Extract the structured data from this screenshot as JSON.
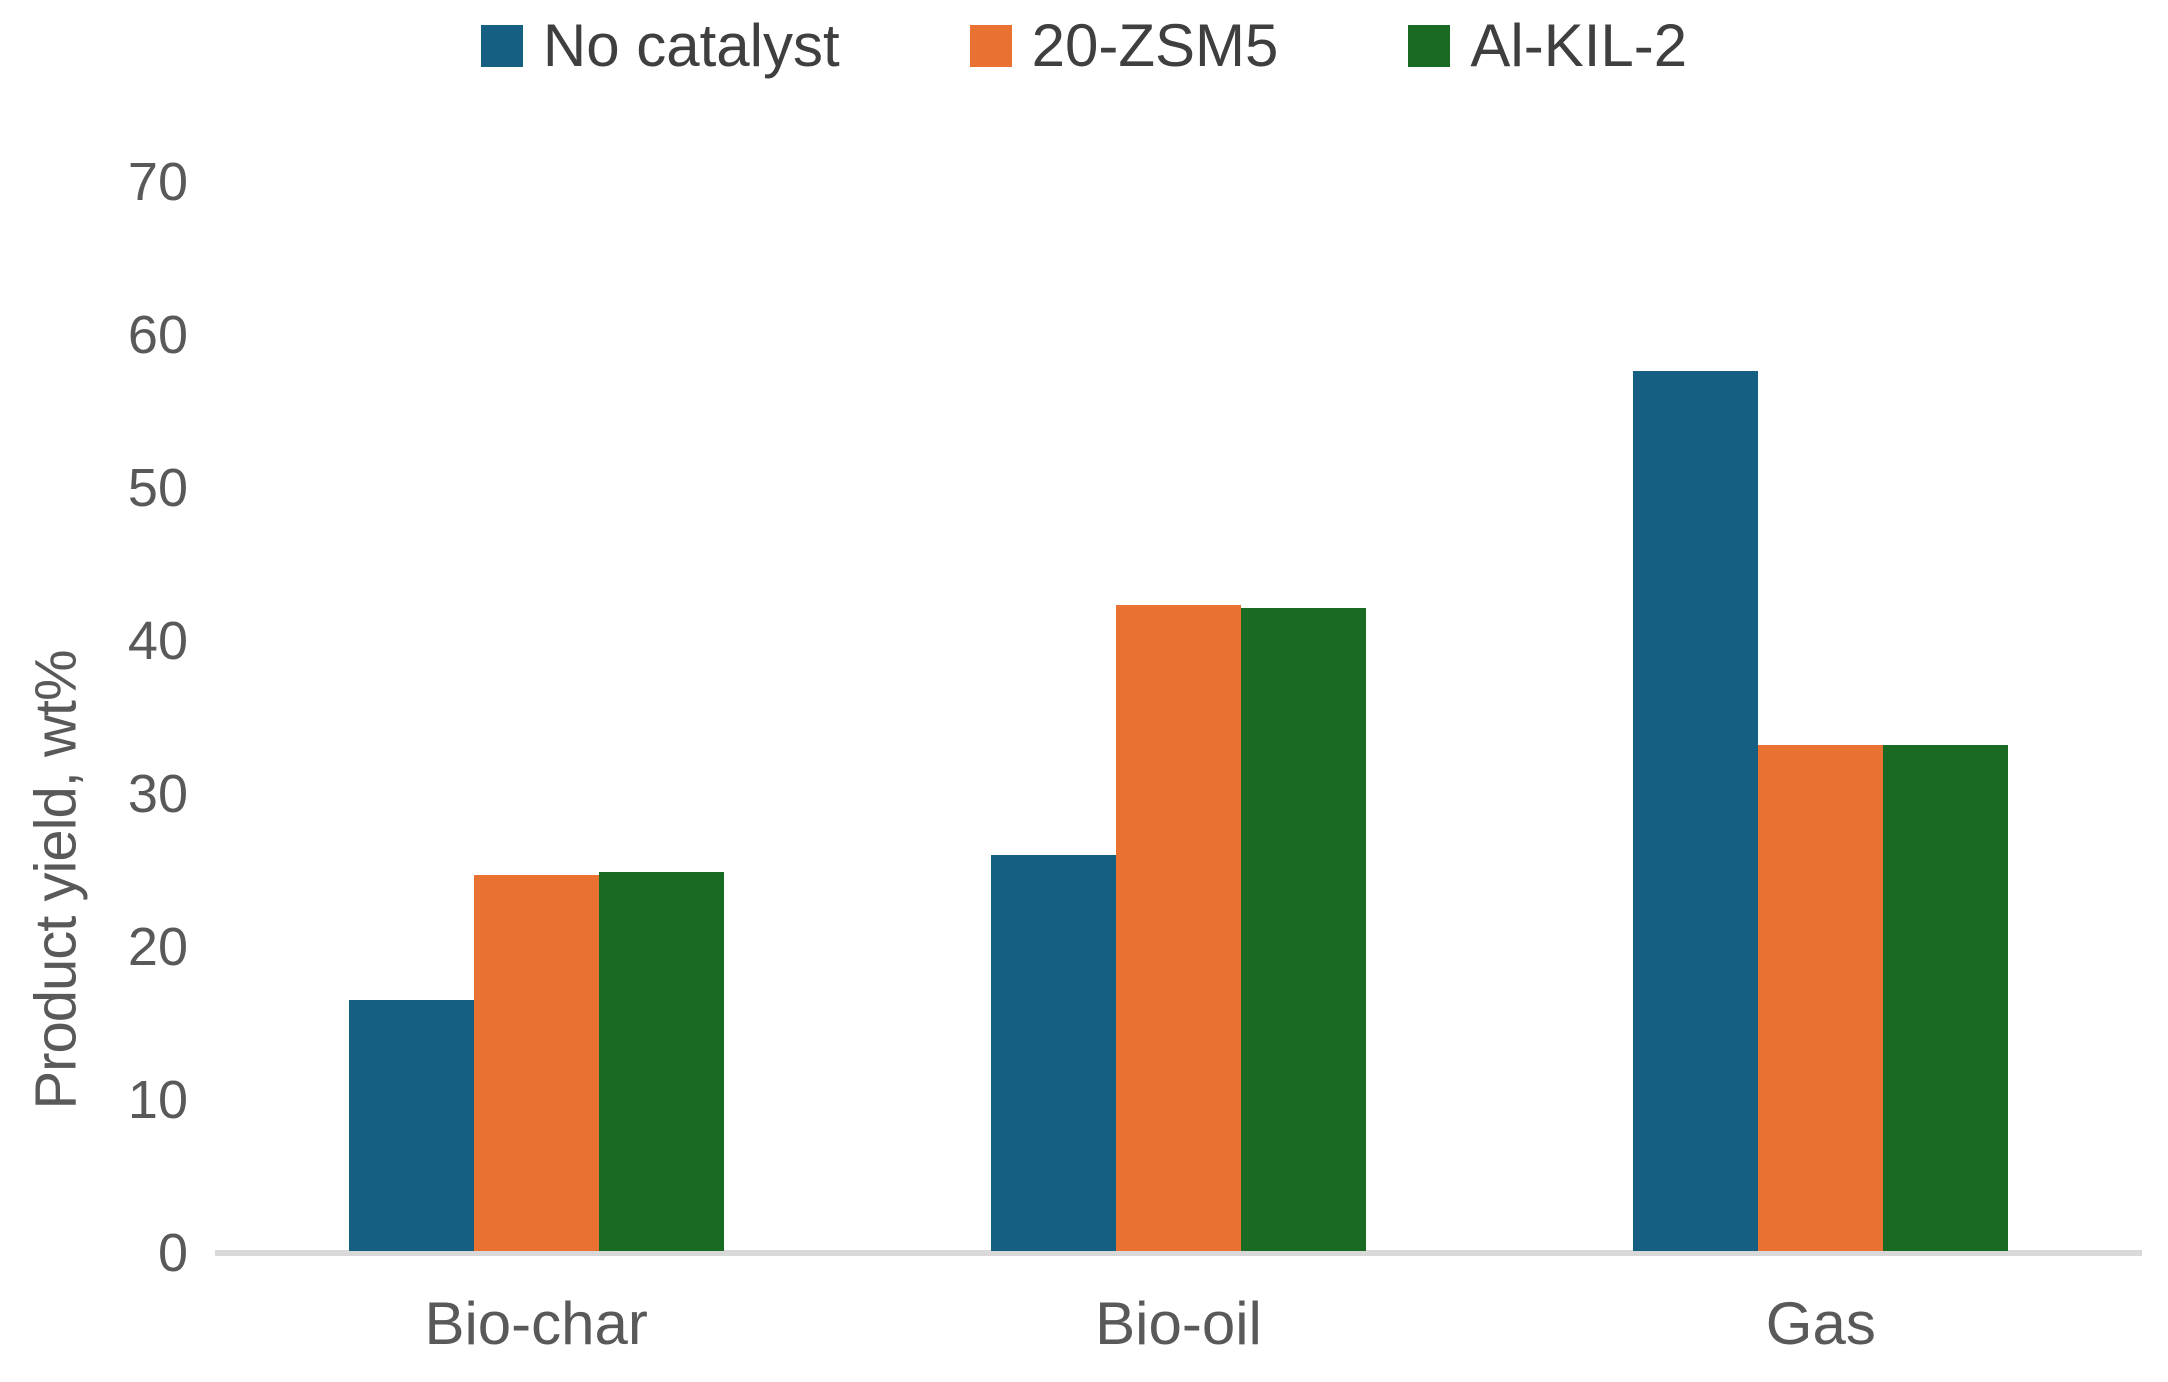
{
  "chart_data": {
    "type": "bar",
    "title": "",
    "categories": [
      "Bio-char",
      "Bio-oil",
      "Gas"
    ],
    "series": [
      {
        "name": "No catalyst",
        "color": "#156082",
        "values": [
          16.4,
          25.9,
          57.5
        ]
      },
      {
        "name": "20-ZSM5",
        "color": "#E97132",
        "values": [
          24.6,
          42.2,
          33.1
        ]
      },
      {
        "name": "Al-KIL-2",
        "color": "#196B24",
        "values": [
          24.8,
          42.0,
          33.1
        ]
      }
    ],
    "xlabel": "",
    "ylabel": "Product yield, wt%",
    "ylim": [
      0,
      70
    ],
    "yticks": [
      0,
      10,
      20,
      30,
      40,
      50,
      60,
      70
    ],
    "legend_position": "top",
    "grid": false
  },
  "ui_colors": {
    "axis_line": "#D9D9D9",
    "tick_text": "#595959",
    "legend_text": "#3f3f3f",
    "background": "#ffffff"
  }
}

→ AIM OF THE TASK
Can the entries above be repeated exactly, without their pictures?

→ THE RESPONSE
Extract the structured data from this screenshot as JSON.
{
  "chart_data": {
    "type": "bar",
    "title": "",
    "categories": [
      "Bio-char",
      "Bio-oil",
      "Gas"
    ],
    "series": [
      {
        "name": "No catalyst",
        "color": "#156082",
        "values": [
          16.4,
          25.9,
          57.5
        ]
      },
      {
        "name": "20-ZSM5",
        "color": "#E97132",
        "values": [
          24.6,
          42.2,
          33.1
        ]
      },
      {
        "name": "Al-KIL-2",
        "color": "#196B24",
        "values": [
          24.8,
          42.0,
          33.1
        ]
      }
    ],
    "xlabel": "",
    "ylabel": "Product yield, wt%",
    "ylim": [
      0,
      70
    ],
    "yticks": [
      0,
      10,
      20,
      30,
      40,
      50,
      60,
      70
    ],
    "legend_position": "top",
    "grid": false
  },
  "ui_colors": {
    "axis_line": "#D9D9D9",
    "tick_text": "#595959",
    "legend_text": "#3f3f3f",
    "background": "#ffffff"
  }
}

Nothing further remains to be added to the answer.